* [Description of the task] Would you please copy each line below that includes the string "Förtroende"?

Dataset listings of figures
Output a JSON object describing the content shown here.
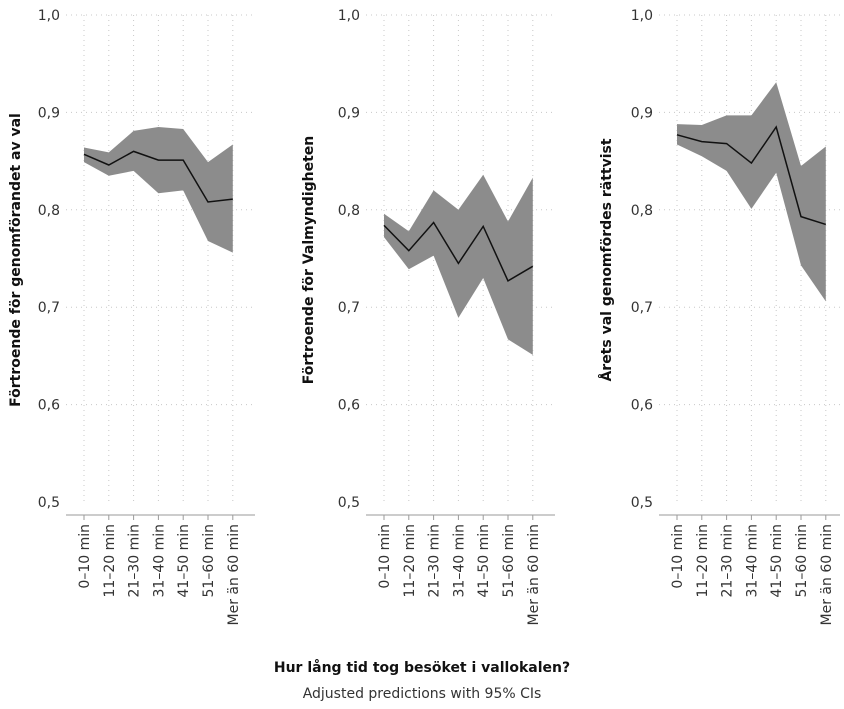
{
  "x_title": "Hur lång tid tog besöket i vallokalen?",
  "subtitle": "Adjusted predictions with 95% CIs",
  "chart_data": [
    {
      "type": "line",
      "ylabel": "Förtroende för genomförandet av val",
      "categories": [
        "0–10 min",
        "11–20 min",
        "21–30 min",
        "31–40 min",
        "41–50 min",
        "51–60 min",
        "Mer än 60 min"
      ],
      "yticks": [
        "0,5",
        "0,6",
        "0,7",
        "0,8",
        "0,9",
        "1,0"
      ],
      "ylim": [
        0.5,
        1.0
      ],
      "values": [
        0.857,
        0.846,
        0.86,
        0.851,
        0.851,
        0.808,
        0.811
      ],
      "ci_upper": [
        0.864,
        0.859,
        0.881,
        0.885,
        0.883,
        0.849,
        0.867
      ],
      "ci_lower": [
        0.849,
        0.835,
        0.84,
        0.817,
        0.82,
        0.768,
        0.756
      ],
      "band_color": "#8c8c8c",
      "line_color": "#111111"
    },
    {
      "type": "line",
      "ylabel": "Förtroende för Valmyndigheten",
      "categories": [
        "0–10 min",
        "11–20 min",
        "21–30 min",
        "31–40 min",
        "41–50 min",
        "51–60 min",
        "Mer än 60 min"
      ],
      "yticks": [
        "0,5",
        "0,6",
        "0,7",
        "0,8",
        "0,9",
        "1,0"
      ],
      "ylim": [
        0.5,
        1.0
      ],
      "values": [
        0.784,
        0.758,
        0.787,
        0.745,
        0.783,
        0.727,
        0.742
      ],
      "ci_upper": [
        0.796,
        0.778,
        0.82,
        0.8,
        0.836,
        0.788,
        0.833
      ],
      "ci_lower": [
        0.772,
        0.739,
        0.753,
        0.689,
        0.73,
        0.667,
        0.651
      ],
      "band_color": "#8c8c8c",
      "line_color": "#111111"
    },
    {
      "type": "line",
      "ylabel": "Årets val genomfördes rättvist",
      "categories": [
        "0–10 min",
        "11–20 min",
        "21–30 min",
        "31–40 min",
        "41–50 min",
        "51–60 min",
        "Mer än 60 min"
      ],
      "yticks": [
        "0,5",
        "0,6",
        "0,7",
        "0,8",
        "0,9",
        "1,0"
      ],
      "ylim": [
        0.5,
        1.0
      ],
      "values": [
        0.877,
        0.87,
        0.868,
        0.848,
        0.885,
        0.793,
        0.785
      ],
      "ci_upper": [
        0.888,
        0.887,
        0.897,
        0.897,
        0.931,
        0.845,
        0.865
      ],
      "ci_lower": [
        0.867,
        0.855,
        0.84,
        0.801,
        0.838,
        0.743,
        0.706
      ],
      "band_color": "#8c8c8c",
      "line_color": "#111111"
    }
  ]
}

* [Expected answer]
      "ylabel": "Förtroende för genomförandet av val",
      "ylabel": "Förtroende för Valmyndigheten",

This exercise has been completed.